-- Begin TASK MATERIAL --

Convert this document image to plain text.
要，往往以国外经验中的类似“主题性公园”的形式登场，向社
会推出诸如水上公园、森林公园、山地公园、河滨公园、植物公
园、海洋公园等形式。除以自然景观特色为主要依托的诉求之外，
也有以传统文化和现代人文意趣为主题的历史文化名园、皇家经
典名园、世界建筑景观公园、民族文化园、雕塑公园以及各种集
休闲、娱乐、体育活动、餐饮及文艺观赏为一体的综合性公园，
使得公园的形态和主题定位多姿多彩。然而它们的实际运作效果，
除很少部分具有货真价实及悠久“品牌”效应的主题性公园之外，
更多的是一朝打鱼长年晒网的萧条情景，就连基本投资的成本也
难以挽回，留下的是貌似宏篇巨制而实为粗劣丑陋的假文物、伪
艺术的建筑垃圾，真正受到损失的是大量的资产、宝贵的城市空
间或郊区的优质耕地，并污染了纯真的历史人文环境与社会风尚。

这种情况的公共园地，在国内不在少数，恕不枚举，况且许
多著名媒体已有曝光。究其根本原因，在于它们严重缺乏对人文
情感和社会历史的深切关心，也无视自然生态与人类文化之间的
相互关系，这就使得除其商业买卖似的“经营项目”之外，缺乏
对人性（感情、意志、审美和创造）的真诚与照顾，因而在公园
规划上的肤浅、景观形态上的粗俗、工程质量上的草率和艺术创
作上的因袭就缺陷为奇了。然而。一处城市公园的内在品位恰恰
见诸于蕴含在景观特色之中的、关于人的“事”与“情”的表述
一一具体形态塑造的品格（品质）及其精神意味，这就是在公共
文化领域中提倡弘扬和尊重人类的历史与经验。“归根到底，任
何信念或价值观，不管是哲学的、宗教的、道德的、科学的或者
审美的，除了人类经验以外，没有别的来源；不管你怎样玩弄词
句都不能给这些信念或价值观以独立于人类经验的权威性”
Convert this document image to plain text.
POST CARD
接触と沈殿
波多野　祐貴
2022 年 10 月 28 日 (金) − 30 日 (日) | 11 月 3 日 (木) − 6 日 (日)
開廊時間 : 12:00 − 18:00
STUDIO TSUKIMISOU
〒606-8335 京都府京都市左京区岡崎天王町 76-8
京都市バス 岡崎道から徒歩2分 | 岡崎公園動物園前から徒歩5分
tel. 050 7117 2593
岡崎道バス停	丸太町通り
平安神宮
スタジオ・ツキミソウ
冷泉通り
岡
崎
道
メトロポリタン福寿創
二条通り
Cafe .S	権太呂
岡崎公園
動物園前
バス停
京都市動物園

-- End TASK MATERIAL --
-- Begin TASK MATERIAL --

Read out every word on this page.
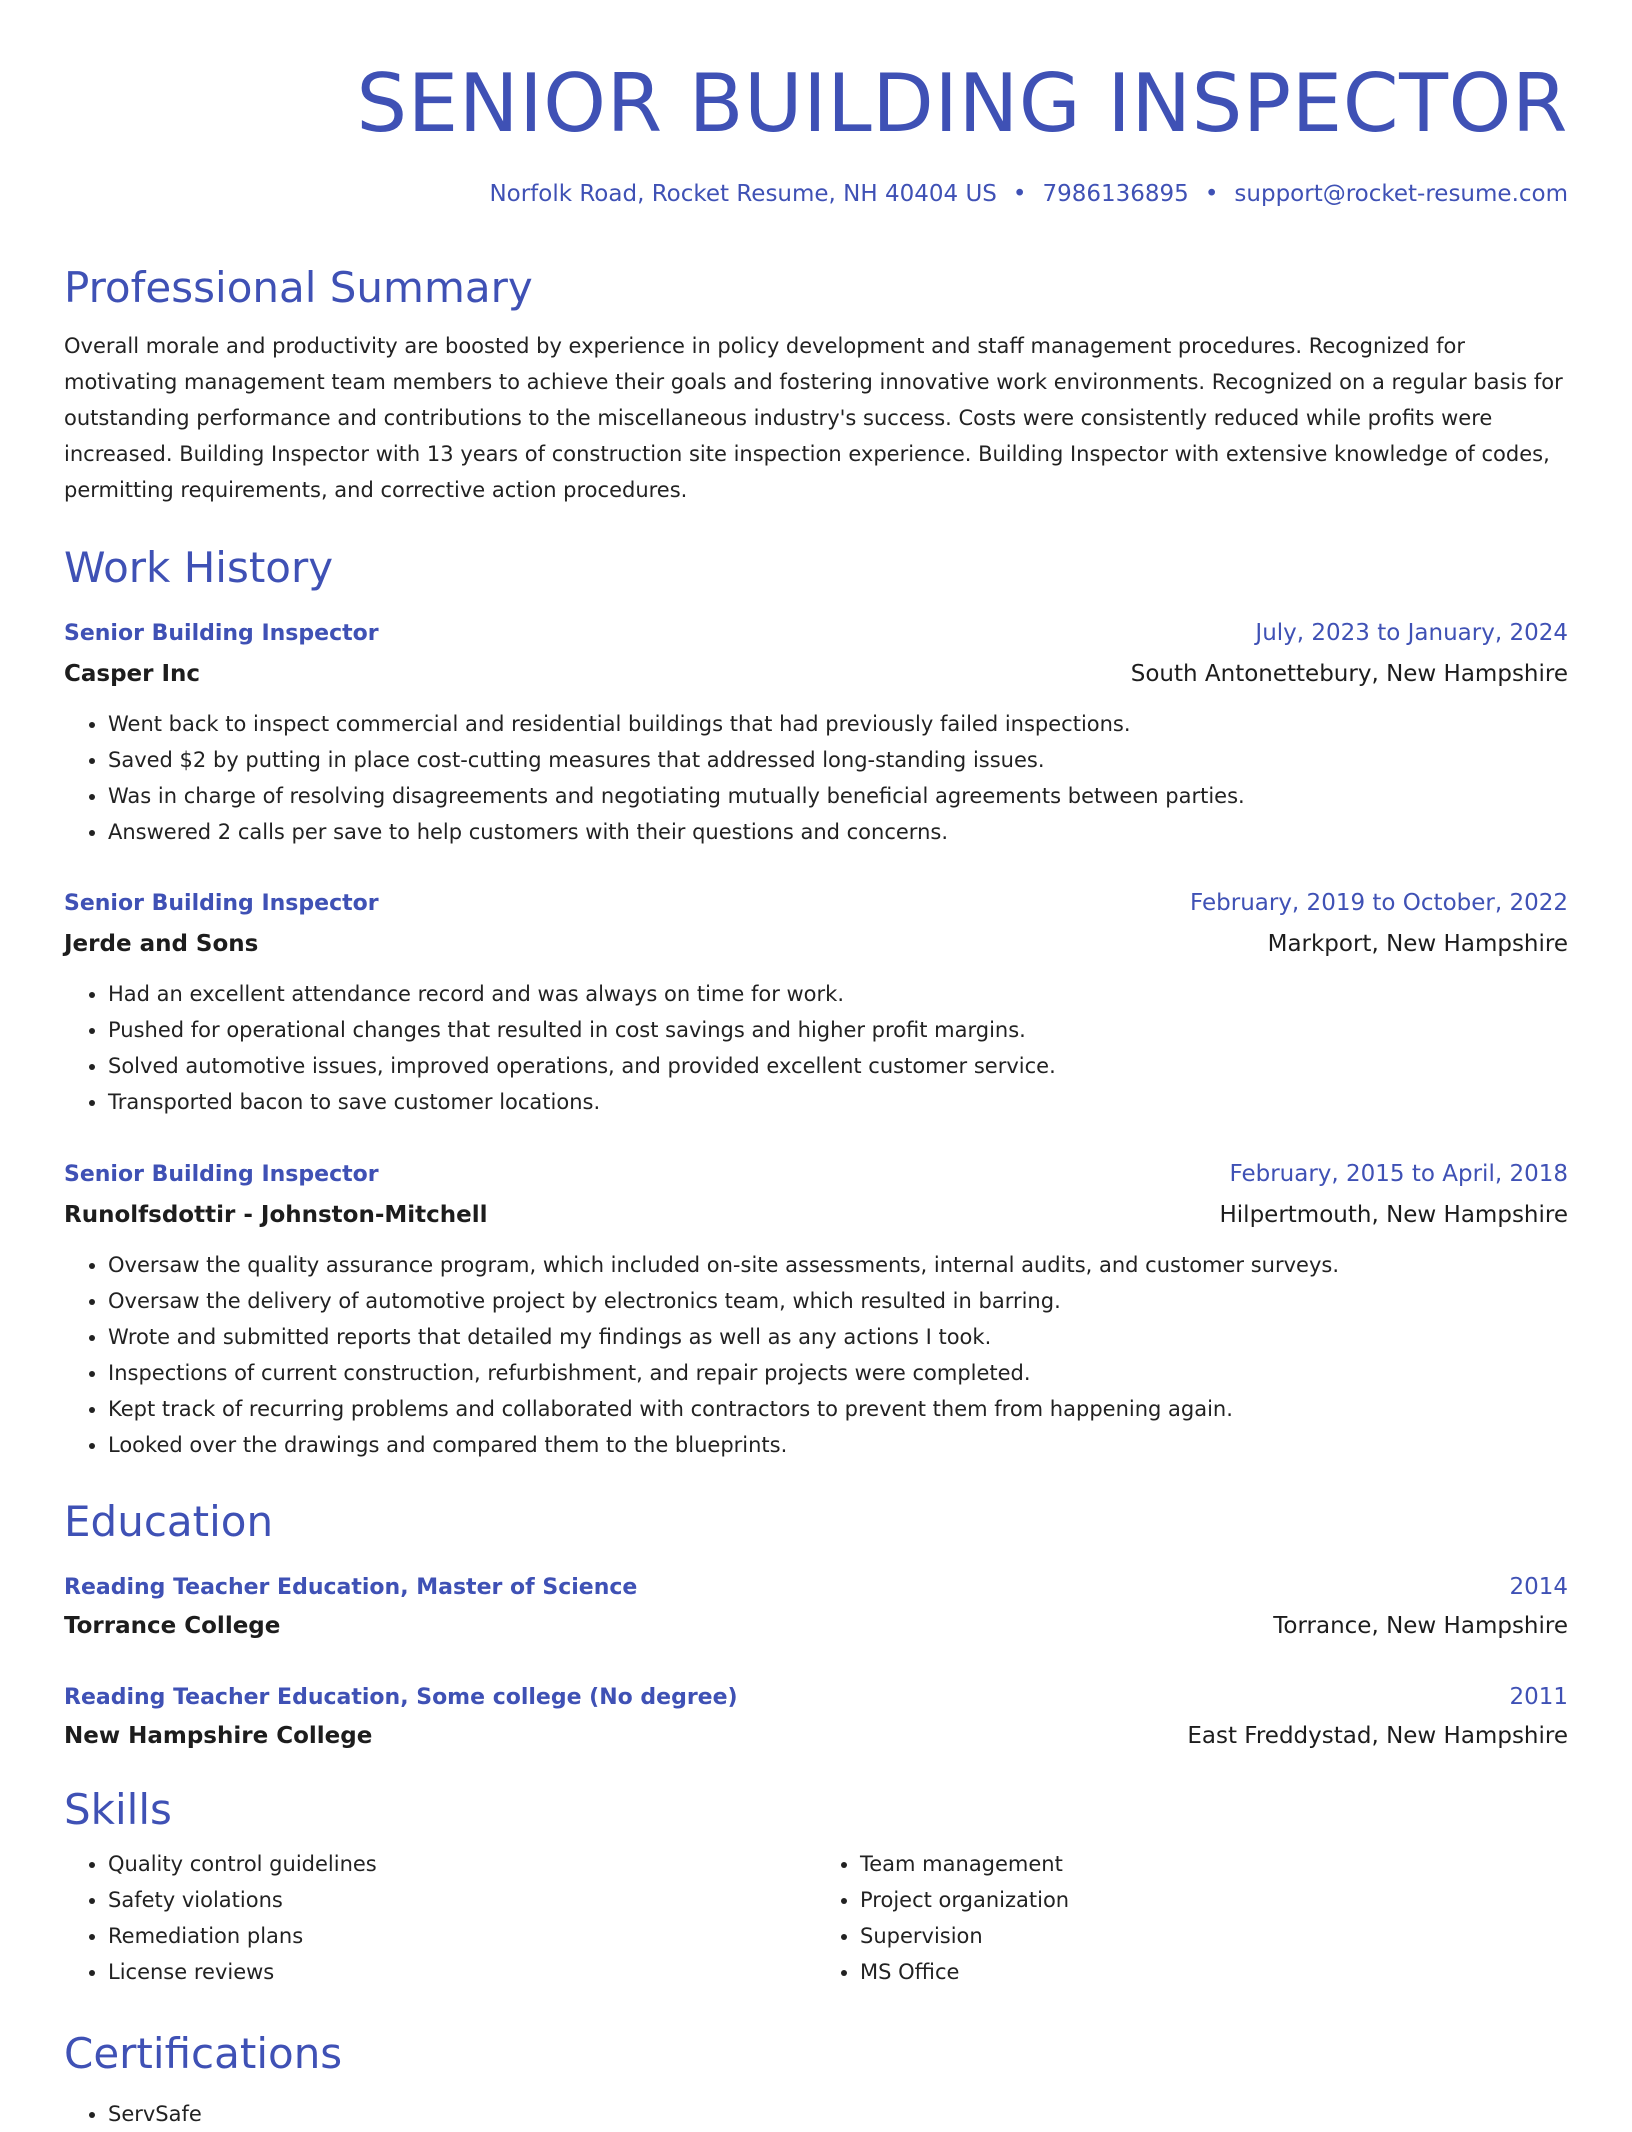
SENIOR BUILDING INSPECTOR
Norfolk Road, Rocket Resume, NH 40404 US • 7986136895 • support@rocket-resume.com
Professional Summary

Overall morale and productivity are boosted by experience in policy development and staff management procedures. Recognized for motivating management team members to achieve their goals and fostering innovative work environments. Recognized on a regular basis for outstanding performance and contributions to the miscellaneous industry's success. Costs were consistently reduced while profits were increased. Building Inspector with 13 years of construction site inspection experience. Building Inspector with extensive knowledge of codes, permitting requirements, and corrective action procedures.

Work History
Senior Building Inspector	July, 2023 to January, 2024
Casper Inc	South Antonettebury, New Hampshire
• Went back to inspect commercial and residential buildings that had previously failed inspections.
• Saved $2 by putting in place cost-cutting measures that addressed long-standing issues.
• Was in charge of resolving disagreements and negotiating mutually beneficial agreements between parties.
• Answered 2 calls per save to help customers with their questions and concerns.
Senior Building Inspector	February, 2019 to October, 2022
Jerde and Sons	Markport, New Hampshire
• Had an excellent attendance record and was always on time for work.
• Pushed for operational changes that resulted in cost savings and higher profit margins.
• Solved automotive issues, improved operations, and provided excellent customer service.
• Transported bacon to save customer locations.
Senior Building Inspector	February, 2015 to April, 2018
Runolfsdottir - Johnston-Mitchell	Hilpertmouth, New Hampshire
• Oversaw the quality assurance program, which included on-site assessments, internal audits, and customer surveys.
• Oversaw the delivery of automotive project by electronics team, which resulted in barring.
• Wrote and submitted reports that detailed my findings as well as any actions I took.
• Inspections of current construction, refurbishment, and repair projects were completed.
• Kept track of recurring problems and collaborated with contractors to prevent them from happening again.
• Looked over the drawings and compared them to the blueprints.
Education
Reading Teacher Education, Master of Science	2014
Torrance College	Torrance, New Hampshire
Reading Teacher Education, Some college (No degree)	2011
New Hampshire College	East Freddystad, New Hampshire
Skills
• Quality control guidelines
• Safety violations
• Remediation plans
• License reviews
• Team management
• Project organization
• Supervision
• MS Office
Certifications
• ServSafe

-- End TASK MATERIAL --

## [PROBLEM STATEMENT]
Out of the preceding entries, pull every line containing the string "that".

## [RESULT OF THE TASK]
• Went back to inspect commercial and residential buildings that had previously failed inspections.
• Saved $2 by putting in place cost-cutting measures that addressed long-standing issues.
• Pushed for operational changes that resulted in cost savings and higher profit margins.
• Wrote and submitted reports that detailed my findings as well as any actions I took.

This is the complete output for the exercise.